**AIM**
Answer with one number: the count of lines in the listing below that hold the word "JSON".

**MATERIAL FOR THIS EXERCISE**
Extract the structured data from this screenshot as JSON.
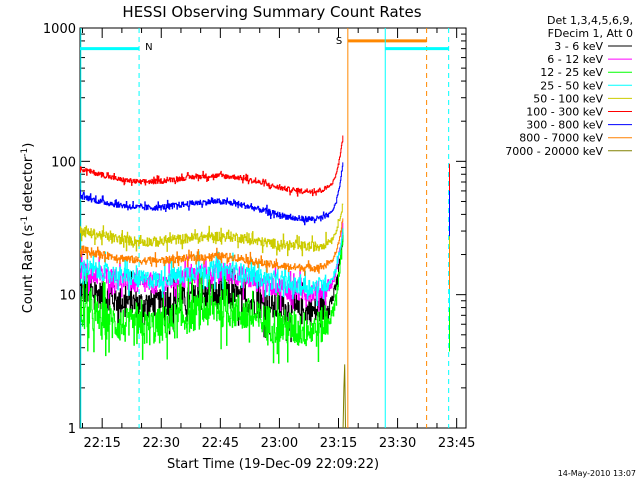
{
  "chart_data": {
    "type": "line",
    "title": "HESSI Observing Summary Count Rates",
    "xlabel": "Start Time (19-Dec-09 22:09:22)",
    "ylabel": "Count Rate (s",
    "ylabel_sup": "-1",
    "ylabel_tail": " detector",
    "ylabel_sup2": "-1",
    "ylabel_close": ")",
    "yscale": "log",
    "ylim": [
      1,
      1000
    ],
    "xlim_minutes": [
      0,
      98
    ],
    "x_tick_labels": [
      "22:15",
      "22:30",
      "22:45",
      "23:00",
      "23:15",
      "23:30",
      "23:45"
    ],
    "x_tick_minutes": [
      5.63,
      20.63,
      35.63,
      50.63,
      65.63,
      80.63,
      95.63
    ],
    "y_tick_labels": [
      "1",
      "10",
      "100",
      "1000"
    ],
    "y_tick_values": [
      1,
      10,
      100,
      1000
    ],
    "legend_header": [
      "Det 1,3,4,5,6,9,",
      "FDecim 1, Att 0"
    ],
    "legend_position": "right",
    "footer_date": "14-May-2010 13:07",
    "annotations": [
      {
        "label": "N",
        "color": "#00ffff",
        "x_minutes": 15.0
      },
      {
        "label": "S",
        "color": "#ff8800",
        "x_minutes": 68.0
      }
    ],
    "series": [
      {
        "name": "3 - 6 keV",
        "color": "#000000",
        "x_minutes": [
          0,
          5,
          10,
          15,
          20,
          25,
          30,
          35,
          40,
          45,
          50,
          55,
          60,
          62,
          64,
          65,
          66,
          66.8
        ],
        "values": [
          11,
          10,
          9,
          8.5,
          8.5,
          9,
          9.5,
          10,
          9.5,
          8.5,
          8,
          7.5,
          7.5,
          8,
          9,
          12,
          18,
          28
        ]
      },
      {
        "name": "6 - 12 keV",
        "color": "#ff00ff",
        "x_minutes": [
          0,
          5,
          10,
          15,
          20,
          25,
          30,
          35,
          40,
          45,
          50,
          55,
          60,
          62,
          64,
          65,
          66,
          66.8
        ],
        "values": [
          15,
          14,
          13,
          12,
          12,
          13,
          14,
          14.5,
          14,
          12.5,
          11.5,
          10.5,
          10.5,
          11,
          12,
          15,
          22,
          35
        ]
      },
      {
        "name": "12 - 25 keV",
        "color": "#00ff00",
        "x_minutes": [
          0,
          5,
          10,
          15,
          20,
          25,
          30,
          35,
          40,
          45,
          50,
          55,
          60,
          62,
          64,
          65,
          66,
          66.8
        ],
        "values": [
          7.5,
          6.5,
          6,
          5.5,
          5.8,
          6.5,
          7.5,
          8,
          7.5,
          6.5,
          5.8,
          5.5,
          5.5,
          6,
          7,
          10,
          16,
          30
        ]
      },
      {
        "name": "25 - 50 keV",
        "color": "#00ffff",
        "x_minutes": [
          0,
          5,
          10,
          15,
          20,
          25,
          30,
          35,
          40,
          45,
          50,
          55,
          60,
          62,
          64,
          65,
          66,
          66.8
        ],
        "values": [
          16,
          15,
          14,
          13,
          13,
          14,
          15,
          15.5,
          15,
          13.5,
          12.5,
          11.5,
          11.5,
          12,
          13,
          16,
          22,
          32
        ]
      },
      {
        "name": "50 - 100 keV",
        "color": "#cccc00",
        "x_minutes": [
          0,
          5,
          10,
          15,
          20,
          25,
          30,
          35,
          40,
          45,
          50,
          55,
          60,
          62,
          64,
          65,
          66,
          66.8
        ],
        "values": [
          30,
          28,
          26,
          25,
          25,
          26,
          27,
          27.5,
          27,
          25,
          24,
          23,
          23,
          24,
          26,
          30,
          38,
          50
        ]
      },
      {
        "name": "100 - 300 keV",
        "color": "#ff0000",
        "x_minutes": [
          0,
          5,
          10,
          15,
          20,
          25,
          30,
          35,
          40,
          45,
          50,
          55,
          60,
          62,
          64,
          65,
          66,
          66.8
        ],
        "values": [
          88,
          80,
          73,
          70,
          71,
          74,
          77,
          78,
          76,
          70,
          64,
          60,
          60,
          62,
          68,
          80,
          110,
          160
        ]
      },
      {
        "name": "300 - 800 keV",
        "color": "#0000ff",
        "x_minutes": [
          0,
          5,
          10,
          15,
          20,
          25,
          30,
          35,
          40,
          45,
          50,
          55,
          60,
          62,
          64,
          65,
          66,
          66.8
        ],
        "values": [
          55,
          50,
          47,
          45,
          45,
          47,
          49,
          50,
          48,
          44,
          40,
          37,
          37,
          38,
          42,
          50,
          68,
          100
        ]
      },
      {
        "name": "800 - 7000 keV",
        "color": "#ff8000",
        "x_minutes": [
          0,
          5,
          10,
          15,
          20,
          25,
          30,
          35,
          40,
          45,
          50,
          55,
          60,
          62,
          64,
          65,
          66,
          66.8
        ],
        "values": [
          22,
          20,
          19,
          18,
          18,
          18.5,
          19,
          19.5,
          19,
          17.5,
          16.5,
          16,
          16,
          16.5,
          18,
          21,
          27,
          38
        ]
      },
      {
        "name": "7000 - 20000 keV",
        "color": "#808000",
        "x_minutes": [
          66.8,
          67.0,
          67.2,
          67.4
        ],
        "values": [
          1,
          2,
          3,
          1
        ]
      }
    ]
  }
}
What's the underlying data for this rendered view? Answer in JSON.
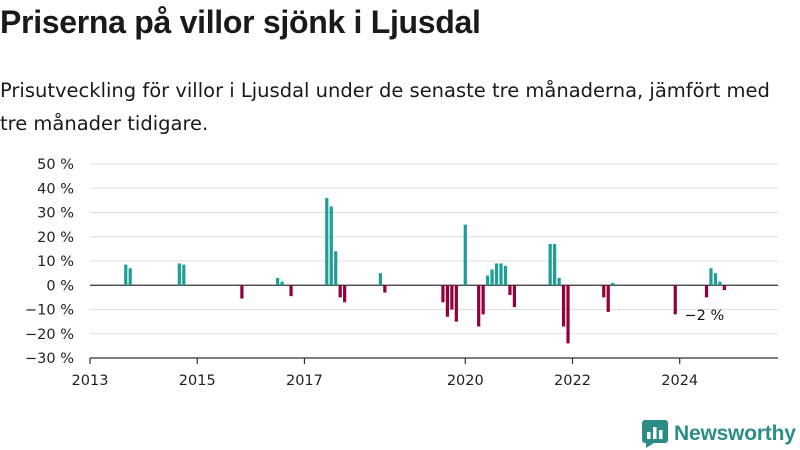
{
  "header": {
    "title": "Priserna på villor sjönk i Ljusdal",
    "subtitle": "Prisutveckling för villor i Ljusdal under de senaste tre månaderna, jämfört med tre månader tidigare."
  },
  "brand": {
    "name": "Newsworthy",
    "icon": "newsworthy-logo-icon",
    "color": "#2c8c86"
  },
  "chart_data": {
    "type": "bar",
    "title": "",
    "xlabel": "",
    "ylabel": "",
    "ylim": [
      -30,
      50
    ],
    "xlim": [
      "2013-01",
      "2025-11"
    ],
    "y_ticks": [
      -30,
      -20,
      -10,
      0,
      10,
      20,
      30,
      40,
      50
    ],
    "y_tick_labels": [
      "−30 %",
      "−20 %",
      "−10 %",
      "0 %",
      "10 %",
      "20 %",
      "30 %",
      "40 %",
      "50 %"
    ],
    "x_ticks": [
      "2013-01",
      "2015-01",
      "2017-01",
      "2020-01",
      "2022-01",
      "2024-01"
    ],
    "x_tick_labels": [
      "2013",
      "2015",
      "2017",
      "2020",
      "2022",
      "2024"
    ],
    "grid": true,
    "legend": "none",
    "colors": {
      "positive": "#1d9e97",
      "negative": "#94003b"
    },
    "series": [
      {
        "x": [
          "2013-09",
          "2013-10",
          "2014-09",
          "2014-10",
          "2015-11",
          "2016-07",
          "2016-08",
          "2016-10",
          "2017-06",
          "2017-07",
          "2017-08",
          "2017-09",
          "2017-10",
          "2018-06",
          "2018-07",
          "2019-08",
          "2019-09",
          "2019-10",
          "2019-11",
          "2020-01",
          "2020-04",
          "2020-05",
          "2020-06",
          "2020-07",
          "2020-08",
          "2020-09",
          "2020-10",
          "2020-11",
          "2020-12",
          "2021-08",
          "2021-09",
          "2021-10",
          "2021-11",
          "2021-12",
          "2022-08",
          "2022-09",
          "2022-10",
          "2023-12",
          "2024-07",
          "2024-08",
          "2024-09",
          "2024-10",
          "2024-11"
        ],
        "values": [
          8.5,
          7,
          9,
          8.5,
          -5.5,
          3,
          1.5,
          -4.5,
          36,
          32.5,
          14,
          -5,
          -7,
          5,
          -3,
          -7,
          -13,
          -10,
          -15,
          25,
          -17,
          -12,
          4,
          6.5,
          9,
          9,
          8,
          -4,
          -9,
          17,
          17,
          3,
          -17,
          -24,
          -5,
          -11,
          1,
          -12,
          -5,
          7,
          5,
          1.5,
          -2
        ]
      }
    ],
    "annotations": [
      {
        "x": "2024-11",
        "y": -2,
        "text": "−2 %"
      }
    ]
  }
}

==

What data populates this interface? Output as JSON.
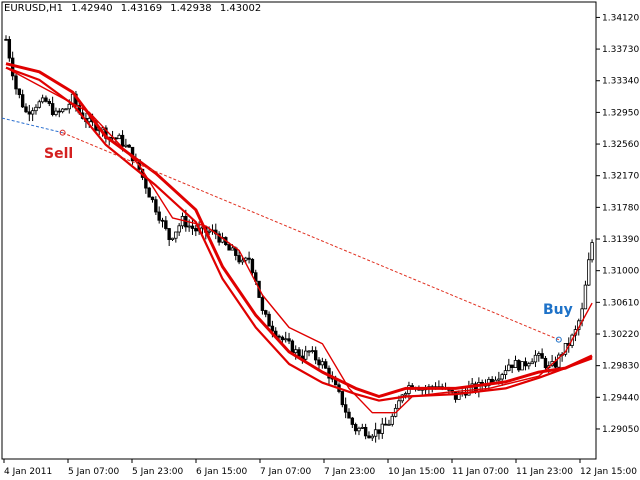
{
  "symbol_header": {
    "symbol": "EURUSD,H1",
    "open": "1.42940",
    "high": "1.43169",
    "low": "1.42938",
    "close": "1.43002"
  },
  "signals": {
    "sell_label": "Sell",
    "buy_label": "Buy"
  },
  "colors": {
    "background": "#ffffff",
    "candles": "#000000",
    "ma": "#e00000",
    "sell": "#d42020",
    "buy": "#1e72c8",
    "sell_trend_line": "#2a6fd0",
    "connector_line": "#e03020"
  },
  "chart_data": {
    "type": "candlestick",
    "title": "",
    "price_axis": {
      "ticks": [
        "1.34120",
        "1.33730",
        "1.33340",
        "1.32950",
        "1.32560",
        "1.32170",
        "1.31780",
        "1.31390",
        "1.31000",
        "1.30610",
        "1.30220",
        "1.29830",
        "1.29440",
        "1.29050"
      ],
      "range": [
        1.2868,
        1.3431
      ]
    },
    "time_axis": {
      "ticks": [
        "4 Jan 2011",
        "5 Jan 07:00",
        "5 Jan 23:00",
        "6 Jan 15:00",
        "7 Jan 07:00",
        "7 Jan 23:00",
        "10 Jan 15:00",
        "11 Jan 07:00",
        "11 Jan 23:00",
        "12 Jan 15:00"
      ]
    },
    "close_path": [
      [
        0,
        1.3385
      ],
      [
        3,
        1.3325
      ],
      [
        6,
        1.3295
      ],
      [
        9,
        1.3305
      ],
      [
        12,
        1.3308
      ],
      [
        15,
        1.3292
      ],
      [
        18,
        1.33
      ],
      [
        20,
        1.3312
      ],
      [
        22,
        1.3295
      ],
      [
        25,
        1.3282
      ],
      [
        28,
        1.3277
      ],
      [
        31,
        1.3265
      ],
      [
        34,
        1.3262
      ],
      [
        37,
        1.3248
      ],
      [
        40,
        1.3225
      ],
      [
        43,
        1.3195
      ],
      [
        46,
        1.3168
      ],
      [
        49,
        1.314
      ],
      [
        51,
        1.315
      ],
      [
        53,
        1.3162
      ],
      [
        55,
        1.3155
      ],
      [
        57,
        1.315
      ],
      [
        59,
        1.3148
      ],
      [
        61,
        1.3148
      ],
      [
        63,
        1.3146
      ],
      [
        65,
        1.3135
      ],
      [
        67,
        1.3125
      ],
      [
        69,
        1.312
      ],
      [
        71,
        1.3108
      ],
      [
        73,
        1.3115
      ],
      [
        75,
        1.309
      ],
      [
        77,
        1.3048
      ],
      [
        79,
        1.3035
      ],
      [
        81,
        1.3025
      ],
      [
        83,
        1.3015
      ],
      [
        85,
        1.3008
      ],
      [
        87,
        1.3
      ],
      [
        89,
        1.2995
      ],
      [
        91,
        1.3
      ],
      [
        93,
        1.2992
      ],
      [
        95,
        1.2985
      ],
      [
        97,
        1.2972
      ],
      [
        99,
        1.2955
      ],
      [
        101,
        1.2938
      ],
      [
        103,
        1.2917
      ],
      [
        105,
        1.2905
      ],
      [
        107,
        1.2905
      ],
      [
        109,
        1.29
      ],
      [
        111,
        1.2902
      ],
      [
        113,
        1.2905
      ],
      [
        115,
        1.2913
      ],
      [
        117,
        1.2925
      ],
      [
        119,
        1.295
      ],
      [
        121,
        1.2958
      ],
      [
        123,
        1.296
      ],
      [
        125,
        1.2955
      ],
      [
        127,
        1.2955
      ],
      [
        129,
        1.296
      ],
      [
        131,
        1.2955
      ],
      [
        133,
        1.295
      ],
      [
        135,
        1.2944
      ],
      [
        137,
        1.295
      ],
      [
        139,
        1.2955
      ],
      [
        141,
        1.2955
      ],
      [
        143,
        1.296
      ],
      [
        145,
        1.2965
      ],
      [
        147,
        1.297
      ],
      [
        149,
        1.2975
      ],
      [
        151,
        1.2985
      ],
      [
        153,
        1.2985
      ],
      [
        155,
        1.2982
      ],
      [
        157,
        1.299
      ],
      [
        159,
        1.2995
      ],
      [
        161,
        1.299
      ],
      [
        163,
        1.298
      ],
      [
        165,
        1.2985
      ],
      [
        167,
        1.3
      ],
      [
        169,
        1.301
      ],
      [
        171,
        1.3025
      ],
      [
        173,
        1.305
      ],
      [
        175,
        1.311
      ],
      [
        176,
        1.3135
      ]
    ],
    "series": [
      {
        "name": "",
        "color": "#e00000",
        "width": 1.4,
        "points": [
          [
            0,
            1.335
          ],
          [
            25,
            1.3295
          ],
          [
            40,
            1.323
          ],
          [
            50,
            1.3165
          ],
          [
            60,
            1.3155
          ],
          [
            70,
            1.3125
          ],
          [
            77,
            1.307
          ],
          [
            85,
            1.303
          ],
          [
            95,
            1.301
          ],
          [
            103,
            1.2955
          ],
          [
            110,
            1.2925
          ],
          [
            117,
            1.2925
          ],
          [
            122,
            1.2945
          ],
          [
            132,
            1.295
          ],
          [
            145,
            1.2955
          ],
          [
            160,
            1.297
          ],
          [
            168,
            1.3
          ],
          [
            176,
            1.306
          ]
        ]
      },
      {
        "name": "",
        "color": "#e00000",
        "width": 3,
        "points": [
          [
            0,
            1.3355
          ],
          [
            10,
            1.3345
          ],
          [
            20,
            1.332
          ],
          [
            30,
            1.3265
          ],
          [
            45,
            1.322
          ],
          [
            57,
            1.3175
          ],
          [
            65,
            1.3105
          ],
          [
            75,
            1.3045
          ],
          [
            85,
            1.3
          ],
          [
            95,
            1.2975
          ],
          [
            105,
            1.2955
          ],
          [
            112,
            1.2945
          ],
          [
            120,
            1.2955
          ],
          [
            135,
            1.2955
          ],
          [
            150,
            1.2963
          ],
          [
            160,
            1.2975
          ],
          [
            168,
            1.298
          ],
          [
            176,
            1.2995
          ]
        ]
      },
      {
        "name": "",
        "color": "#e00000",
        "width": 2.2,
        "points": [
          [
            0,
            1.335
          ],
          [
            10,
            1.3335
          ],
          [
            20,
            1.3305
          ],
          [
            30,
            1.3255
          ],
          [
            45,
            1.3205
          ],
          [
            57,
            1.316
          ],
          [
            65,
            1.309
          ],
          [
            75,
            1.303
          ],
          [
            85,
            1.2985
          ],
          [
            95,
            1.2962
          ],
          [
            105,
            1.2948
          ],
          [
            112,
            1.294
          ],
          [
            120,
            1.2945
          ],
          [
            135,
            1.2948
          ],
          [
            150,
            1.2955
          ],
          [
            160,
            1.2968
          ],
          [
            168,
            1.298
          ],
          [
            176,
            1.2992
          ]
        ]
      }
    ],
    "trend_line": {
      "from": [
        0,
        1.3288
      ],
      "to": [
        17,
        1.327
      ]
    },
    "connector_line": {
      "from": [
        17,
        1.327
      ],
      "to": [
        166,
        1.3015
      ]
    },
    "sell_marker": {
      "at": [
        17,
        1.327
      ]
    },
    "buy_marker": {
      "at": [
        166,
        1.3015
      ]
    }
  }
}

--

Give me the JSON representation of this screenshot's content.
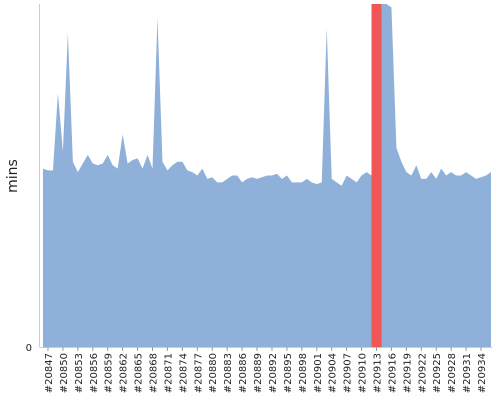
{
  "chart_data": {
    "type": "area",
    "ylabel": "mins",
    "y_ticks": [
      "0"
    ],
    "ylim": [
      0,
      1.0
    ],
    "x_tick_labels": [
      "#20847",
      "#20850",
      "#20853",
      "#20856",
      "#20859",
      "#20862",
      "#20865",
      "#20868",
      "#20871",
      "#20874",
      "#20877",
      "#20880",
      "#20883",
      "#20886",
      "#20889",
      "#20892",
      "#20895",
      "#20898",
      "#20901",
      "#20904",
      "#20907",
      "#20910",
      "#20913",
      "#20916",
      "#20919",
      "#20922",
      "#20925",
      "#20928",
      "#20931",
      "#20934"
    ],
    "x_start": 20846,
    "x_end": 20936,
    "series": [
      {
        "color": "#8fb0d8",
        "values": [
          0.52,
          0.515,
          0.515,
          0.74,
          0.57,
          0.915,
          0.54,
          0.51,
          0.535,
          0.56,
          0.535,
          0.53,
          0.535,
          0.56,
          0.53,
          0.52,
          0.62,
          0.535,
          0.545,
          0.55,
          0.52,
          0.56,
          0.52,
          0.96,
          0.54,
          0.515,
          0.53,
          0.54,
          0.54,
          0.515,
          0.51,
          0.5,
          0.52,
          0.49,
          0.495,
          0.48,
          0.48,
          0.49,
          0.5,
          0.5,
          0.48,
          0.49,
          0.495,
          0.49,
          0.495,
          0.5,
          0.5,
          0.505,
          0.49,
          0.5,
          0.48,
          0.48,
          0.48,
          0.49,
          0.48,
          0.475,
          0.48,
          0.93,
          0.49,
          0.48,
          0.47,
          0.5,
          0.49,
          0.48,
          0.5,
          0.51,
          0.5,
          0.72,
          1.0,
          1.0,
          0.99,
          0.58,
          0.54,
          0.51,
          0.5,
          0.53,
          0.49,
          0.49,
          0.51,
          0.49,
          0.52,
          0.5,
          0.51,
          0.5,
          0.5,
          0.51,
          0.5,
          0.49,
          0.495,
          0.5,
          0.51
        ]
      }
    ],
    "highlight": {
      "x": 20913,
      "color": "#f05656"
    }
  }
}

**COMPLETE RESPONSE**
4